GIVEN INSTRUCTION:
In the entries that follow, how many lines contain the word "cilindro"? Answer with the number only.

[Extracted data entries]
^^^^
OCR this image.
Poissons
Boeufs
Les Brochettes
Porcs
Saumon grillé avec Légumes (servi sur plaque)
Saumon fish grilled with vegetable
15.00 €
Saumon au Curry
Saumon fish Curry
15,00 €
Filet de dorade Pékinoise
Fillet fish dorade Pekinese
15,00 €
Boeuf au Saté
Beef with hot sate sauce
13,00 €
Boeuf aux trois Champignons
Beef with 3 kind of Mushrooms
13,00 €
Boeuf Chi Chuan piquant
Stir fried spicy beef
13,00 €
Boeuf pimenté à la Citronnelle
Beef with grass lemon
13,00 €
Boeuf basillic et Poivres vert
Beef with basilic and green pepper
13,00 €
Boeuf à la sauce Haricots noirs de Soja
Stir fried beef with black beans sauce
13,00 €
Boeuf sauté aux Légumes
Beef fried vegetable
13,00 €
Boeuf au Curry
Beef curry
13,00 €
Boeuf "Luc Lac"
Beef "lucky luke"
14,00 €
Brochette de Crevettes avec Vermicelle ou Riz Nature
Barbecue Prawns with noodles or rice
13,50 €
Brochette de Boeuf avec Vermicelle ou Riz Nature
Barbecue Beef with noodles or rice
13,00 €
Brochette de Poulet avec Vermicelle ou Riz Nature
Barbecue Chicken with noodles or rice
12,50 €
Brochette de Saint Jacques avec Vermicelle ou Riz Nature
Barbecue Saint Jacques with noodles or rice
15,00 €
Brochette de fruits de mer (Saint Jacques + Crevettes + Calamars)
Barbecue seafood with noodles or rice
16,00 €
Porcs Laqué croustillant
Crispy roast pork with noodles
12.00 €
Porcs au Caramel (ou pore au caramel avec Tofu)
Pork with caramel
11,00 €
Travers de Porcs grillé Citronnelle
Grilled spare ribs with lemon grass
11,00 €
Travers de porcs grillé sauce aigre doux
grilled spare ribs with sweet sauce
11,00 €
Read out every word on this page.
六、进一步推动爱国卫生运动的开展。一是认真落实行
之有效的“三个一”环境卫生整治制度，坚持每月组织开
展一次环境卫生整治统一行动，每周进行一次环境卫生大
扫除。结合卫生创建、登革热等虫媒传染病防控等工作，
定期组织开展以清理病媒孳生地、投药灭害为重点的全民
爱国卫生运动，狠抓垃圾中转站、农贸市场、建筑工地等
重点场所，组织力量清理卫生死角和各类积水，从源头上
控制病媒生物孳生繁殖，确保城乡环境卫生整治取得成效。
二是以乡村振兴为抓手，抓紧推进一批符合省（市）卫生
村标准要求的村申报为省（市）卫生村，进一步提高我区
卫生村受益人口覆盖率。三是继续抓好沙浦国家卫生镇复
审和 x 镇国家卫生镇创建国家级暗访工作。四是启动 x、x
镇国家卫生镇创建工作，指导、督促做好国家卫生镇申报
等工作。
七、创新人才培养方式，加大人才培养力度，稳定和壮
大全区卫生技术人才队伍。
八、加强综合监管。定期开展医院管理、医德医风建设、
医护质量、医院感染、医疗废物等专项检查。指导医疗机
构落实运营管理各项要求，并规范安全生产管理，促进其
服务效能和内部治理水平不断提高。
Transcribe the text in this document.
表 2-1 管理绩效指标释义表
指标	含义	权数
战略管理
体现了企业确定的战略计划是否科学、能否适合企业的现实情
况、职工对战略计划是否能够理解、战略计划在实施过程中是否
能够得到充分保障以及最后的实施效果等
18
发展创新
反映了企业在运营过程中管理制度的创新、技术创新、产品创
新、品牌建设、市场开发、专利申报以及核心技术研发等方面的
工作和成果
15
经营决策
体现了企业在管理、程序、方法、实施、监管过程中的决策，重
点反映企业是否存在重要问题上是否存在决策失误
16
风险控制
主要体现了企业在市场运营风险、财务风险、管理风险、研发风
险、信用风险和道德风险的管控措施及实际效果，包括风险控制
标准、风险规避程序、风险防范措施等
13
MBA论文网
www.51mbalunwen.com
^^^^
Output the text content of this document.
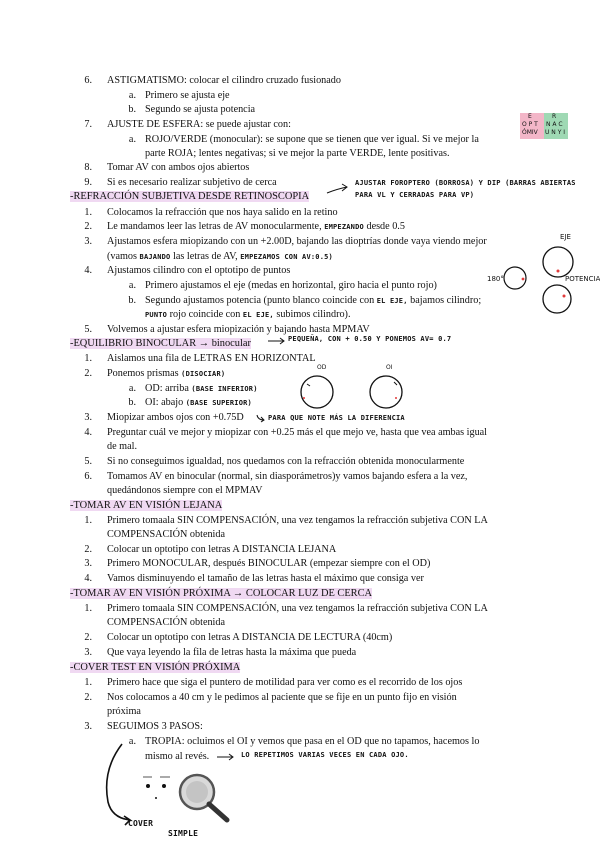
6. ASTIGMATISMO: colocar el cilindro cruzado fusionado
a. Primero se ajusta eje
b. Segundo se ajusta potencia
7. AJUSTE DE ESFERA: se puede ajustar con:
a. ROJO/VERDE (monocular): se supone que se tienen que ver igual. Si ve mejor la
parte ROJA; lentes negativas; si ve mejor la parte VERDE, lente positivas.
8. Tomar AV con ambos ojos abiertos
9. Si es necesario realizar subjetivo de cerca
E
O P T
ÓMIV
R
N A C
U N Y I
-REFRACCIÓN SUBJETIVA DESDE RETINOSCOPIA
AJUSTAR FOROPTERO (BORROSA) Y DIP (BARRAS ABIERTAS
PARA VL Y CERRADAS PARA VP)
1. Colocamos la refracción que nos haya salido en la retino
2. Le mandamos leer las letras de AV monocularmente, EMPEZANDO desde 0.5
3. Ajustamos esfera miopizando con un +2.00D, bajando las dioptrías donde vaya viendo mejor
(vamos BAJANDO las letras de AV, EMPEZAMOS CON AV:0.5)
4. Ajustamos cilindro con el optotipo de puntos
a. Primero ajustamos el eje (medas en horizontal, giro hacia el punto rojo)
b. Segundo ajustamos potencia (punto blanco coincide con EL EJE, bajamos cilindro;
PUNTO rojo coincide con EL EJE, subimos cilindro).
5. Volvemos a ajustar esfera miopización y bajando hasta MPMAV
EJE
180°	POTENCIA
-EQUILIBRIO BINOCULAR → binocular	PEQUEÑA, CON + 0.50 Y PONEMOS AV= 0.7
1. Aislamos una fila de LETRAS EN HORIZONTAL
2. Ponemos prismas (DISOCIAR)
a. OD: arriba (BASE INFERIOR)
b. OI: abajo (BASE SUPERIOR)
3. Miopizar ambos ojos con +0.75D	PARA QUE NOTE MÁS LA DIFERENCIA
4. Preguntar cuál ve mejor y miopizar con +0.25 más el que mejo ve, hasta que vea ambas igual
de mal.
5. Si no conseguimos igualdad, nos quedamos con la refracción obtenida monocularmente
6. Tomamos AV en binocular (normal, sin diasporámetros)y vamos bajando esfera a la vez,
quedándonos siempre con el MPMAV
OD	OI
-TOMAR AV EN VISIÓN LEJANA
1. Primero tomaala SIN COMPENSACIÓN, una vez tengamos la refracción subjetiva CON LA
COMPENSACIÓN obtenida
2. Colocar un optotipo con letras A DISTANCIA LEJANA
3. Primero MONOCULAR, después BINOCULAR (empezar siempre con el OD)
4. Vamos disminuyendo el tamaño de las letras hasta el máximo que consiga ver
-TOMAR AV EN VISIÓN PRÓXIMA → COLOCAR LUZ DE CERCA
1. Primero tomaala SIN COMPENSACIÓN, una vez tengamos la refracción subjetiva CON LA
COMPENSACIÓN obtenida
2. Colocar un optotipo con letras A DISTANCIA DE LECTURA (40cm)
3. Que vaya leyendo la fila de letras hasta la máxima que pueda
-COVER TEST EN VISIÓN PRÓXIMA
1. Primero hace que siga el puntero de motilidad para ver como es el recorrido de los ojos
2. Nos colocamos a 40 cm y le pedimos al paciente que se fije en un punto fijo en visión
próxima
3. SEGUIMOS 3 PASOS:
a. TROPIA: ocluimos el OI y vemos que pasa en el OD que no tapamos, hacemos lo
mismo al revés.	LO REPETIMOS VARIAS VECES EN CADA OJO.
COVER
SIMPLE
^^^^
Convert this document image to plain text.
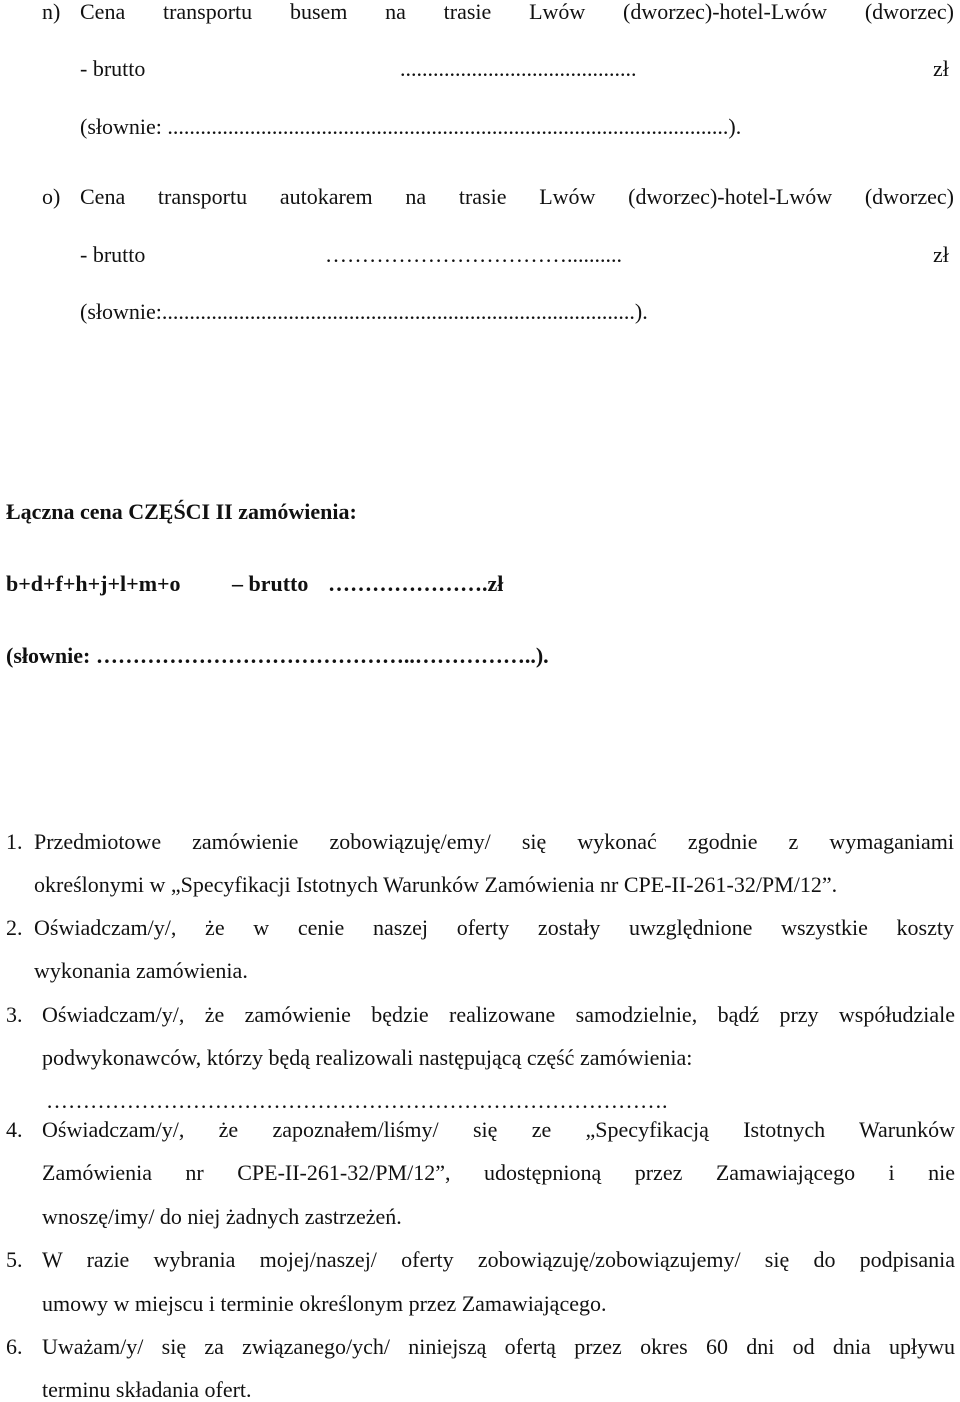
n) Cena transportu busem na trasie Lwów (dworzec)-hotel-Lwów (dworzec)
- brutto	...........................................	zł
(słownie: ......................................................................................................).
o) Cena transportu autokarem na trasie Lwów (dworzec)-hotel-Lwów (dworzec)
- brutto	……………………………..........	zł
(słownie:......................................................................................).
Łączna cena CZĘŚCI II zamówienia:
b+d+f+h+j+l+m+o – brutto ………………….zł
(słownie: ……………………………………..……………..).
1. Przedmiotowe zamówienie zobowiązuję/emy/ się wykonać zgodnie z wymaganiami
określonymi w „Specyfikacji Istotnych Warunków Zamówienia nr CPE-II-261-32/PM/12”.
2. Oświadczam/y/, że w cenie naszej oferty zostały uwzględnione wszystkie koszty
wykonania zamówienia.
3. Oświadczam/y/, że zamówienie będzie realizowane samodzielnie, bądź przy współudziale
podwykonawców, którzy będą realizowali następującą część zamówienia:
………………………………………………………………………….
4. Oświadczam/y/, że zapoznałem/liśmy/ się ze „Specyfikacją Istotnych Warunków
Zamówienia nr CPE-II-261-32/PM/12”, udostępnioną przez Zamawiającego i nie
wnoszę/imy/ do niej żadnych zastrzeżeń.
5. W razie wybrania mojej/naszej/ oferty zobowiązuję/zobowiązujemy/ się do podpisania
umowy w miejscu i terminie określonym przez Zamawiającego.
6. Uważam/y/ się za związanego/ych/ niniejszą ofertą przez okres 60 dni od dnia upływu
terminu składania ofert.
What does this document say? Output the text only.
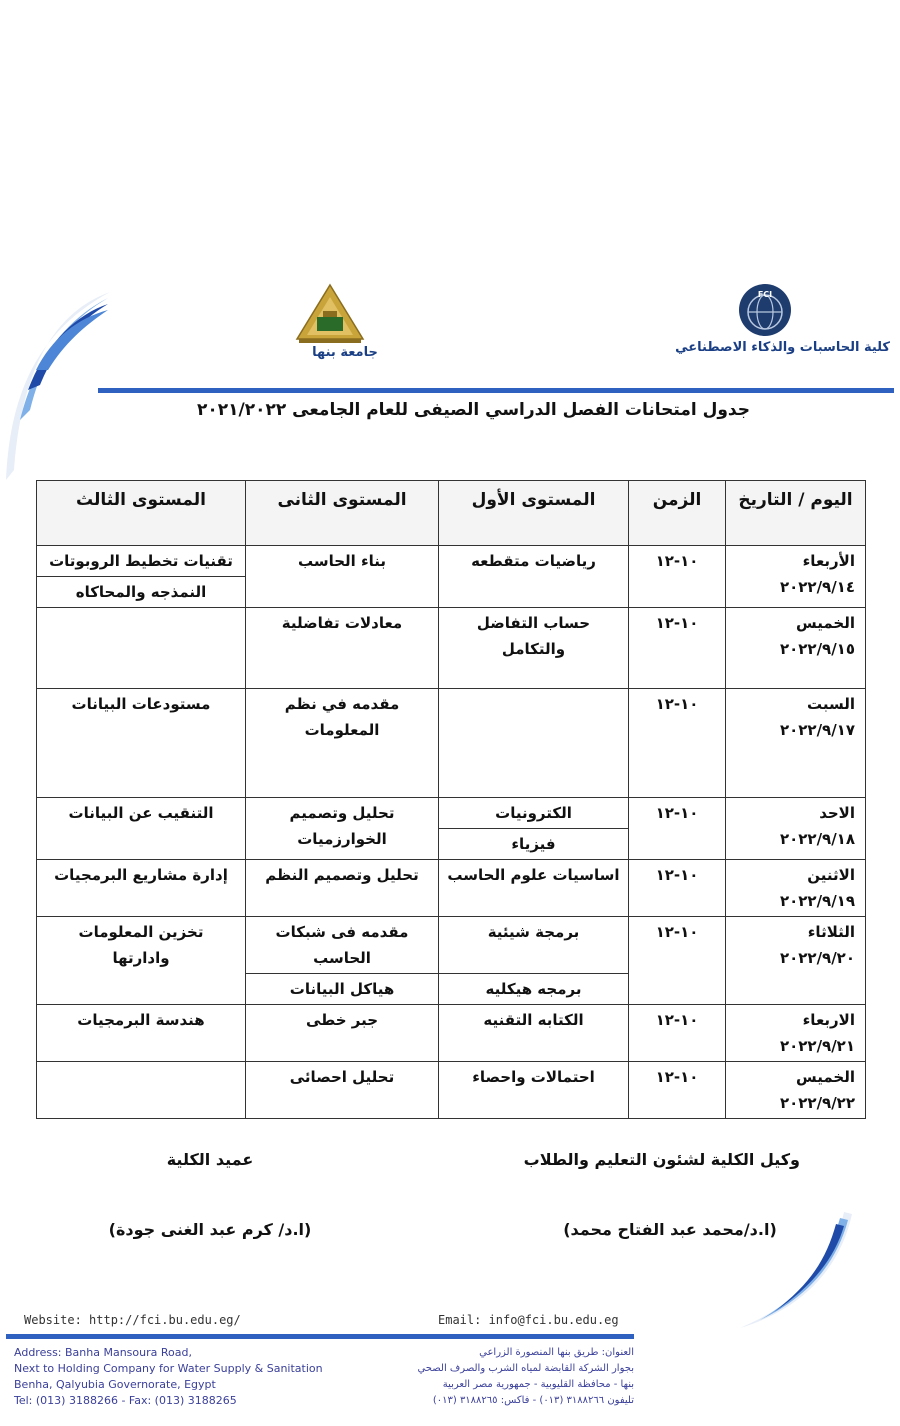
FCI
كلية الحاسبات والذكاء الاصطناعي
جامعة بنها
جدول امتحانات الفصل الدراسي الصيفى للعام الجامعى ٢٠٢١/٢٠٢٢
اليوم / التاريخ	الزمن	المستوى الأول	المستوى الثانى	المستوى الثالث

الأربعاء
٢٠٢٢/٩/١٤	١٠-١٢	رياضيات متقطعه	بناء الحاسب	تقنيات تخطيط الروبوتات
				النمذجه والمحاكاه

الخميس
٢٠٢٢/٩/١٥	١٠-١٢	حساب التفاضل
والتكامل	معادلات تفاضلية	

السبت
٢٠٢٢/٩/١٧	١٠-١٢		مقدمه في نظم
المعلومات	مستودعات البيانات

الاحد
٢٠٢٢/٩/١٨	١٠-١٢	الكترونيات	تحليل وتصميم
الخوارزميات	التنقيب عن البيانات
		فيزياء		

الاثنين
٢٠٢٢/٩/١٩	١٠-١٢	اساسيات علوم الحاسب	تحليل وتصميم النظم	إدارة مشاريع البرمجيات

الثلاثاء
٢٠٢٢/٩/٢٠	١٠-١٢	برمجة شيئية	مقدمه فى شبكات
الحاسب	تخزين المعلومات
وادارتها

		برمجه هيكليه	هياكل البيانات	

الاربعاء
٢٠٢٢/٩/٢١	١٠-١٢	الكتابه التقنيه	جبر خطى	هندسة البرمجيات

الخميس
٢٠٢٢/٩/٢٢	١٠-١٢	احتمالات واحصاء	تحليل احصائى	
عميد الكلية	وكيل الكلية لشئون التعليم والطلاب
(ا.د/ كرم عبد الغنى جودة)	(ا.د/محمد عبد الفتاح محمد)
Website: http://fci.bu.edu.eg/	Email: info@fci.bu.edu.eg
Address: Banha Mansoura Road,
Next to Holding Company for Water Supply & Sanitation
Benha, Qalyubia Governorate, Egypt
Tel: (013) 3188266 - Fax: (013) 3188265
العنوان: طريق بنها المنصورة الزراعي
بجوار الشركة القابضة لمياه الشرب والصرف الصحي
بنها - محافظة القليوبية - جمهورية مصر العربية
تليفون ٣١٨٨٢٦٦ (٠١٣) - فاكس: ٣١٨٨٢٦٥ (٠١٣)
^^^^
FINAL RESULT:
4